◆ YOUR OBJECTIVE
Pull every line with the word "宝剑锋从磨砺出" out of the entries below.

◆ RECORDS FOR THE EXERCISE
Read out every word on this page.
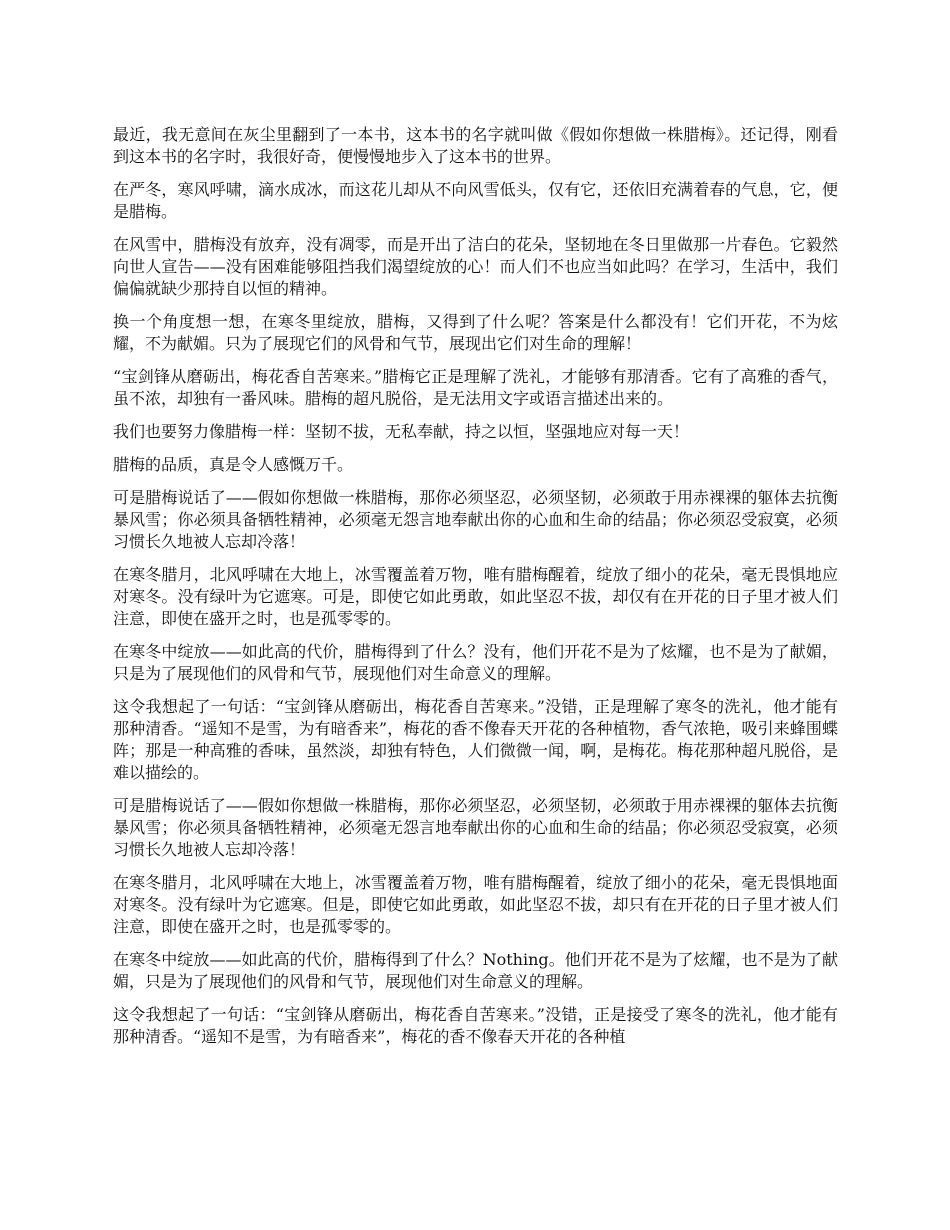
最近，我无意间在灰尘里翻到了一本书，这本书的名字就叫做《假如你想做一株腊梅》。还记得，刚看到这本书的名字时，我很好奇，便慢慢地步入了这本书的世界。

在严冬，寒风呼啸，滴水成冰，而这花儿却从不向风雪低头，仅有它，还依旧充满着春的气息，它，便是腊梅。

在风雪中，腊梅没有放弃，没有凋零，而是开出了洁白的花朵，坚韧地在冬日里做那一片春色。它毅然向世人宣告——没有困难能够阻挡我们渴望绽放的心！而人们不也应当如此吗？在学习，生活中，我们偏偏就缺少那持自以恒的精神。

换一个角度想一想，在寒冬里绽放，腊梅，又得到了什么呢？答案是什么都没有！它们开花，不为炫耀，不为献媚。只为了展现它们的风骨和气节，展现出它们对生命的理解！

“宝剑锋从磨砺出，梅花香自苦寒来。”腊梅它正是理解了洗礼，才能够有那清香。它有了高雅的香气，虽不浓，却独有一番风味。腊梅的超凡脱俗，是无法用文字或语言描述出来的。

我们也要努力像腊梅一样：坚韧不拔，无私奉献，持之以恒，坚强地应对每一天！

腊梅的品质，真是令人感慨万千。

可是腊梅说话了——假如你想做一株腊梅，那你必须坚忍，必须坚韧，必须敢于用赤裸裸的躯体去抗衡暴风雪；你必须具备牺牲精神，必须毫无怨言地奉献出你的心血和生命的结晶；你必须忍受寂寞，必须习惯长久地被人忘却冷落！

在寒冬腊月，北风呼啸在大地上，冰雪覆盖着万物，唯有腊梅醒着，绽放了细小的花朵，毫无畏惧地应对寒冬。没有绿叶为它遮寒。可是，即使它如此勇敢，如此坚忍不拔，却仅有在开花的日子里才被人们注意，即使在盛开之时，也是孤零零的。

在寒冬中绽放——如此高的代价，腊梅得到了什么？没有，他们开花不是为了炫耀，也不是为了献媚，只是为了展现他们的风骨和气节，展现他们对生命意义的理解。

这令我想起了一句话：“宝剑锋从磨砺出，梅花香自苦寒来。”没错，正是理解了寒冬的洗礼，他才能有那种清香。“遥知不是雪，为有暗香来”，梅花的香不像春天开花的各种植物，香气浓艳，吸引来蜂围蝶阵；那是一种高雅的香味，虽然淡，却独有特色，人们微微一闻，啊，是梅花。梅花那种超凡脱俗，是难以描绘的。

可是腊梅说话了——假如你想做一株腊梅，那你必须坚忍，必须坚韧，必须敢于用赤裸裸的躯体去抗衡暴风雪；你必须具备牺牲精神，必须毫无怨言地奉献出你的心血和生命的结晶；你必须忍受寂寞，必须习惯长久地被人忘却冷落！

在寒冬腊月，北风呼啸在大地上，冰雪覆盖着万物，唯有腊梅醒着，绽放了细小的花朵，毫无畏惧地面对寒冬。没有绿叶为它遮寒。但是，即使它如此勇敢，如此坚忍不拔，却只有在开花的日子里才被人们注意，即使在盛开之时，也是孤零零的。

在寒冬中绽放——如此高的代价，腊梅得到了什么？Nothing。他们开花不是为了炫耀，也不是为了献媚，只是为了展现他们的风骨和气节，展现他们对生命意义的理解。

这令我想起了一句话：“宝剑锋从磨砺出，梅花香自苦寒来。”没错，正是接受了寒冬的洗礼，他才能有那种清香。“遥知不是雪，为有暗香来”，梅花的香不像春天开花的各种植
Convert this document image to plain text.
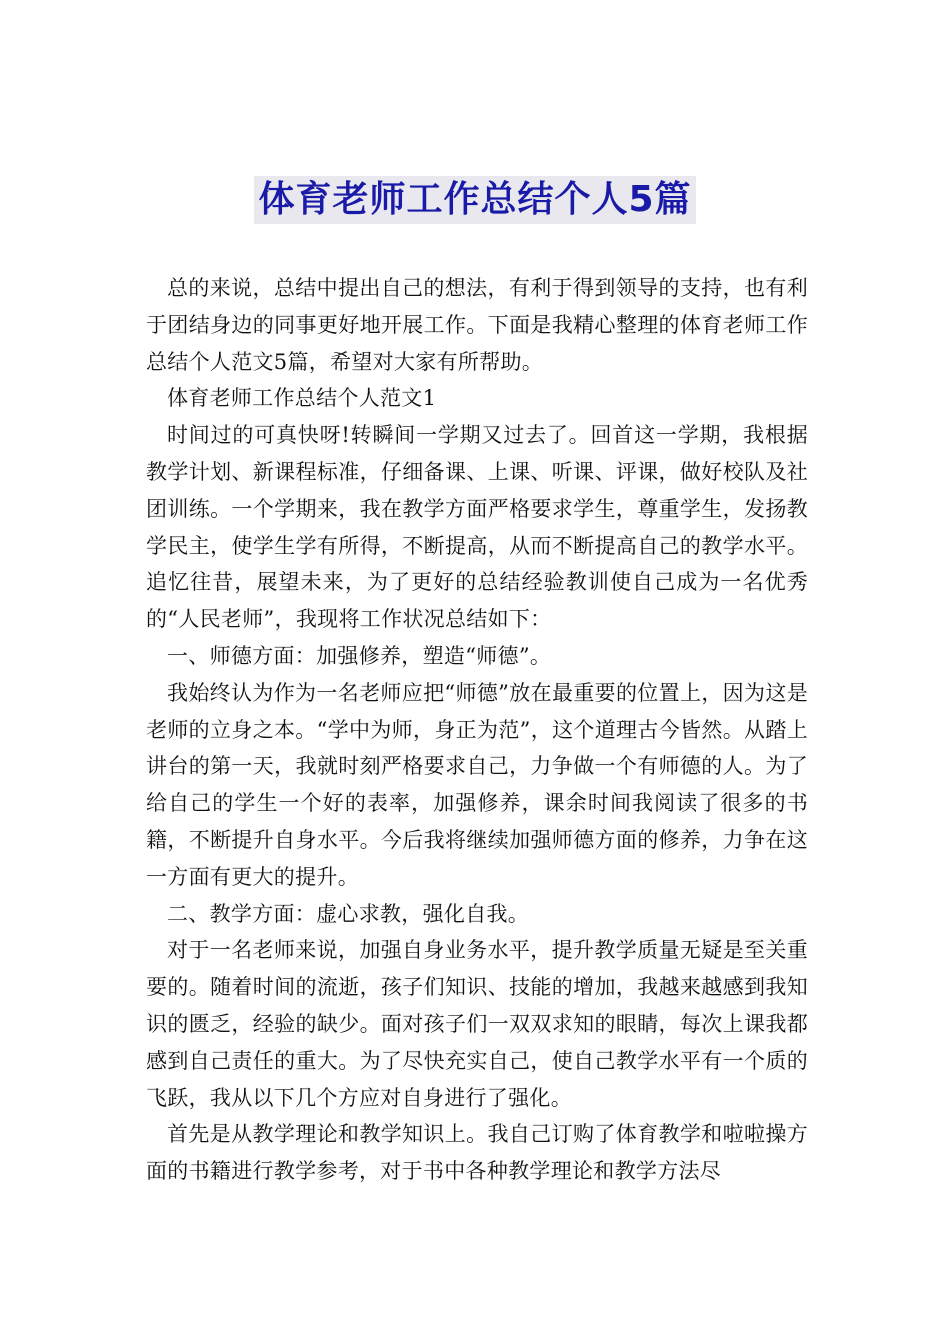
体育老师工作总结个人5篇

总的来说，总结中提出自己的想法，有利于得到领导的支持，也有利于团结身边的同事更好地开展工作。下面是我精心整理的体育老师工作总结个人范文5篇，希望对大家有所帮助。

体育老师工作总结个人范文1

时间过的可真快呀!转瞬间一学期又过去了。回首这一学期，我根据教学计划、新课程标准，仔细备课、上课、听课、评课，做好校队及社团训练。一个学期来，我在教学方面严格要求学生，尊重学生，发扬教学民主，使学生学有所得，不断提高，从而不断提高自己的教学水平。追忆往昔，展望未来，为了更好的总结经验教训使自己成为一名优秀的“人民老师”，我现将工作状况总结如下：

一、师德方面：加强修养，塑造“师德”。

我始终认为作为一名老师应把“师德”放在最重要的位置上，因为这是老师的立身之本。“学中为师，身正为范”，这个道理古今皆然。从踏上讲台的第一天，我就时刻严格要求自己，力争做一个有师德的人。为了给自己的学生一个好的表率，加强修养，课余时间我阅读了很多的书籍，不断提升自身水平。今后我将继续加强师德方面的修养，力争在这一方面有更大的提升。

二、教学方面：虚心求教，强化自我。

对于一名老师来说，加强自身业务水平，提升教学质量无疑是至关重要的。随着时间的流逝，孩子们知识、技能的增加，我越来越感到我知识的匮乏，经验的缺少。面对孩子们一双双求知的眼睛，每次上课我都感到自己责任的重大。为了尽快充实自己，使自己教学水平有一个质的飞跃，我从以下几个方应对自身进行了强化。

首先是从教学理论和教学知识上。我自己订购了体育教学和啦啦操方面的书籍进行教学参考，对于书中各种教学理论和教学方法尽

◆ WRITTEN SOLUTION
“宝剑锋从磨砺出，梅花香自苦寒来。”腊梅它正是理解了洗礼，才能够有那清香。它有了高雅的香气，虽不浓，却独有一番风味。腊梅的超凡脱俗，是无法用文字或语言描述出来的。
这令我想起了一句话：“宝剑锋从磨砺出，梅花香自苦寒来。”没错，正是理解了寒冬的洗礼，他才能有那种清香。“遥知不是雪，为有暗香来”，梅花的香不像春天开花的各种植物，香气浓艳，吸引来蜂围蝶阵；那是一种高雅的香味，虽然淡，却独有特色，人们微微一闻，啊，是梅花。梅花那种超凡脱俗，是难以描绘的。
这令我想起了一句话：“宝剑锋从磨砺出，梅花香自苦寒来。”没错，正是接受了寒冬的洗礼，他才能有那种清香。“遥知不是雪，为有暗香来”，梅花的香不像春天开花的各种植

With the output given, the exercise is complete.